§ **WHAT TO PRODUCE**
Determine how many lines below hold the string "藥品驗收單批次確認". Reply with the number alone.

§ **DATA FOR THE TASK**
*****

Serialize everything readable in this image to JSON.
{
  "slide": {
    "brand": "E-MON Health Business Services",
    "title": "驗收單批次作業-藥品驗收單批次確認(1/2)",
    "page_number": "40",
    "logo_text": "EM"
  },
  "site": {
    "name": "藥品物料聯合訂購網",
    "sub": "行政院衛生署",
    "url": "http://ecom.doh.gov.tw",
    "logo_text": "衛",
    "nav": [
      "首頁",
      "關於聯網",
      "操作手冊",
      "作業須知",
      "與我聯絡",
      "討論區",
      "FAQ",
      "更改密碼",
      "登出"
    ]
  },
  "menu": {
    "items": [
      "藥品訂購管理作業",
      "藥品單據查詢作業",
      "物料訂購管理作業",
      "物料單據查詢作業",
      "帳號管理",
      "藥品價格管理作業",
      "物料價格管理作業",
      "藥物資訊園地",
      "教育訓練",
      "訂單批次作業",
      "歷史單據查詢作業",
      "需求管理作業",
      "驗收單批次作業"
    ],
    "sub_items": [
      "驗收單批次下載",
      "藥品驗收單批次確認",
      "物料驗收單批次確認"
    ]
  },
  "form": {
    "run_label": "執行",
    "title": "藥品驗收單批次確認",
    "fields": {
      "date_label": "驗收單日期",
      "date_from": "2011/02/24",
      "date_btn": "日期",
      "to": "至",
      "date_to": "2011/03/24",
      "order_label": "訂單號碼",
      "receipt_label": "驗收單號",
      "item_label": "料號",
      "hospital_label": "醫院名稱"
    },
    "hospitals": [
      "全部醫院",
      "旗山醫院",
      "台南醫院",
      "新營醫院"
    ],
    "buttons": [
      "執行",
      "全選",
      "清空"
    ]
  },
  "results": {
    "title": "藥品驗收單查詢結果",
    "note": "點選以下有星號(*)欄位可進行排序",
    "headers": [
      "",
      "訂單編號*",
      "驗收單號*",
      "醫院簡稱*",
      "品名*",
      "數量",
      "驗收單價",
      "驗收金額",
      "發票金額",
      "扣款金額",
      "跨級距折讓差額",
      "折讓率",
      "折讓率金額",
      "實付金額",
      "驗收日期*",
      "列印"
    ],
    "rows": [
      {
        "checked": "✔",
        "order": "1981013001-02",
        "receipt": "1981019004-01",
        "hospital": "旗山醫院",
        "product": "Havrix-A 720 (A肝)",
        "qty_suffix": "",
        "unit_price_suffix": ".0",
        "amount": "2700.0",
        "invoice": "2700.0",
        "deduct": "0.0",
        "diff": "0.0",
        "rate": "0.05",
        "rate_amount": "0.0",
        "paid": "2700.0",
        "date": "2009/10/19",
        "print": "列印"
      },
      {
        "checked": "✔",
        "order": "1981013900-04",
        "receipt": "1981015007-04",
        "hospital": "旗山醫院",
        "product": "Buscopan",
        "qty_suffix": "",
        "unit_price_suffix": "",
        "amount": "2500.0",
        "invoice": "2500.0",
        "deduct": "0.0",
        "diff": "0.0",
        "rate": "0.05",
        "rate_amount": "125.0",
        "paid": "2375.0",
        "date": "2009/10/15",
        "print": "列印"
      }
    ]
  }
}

*****

§ **SOLUTION TO THIS TASK**
3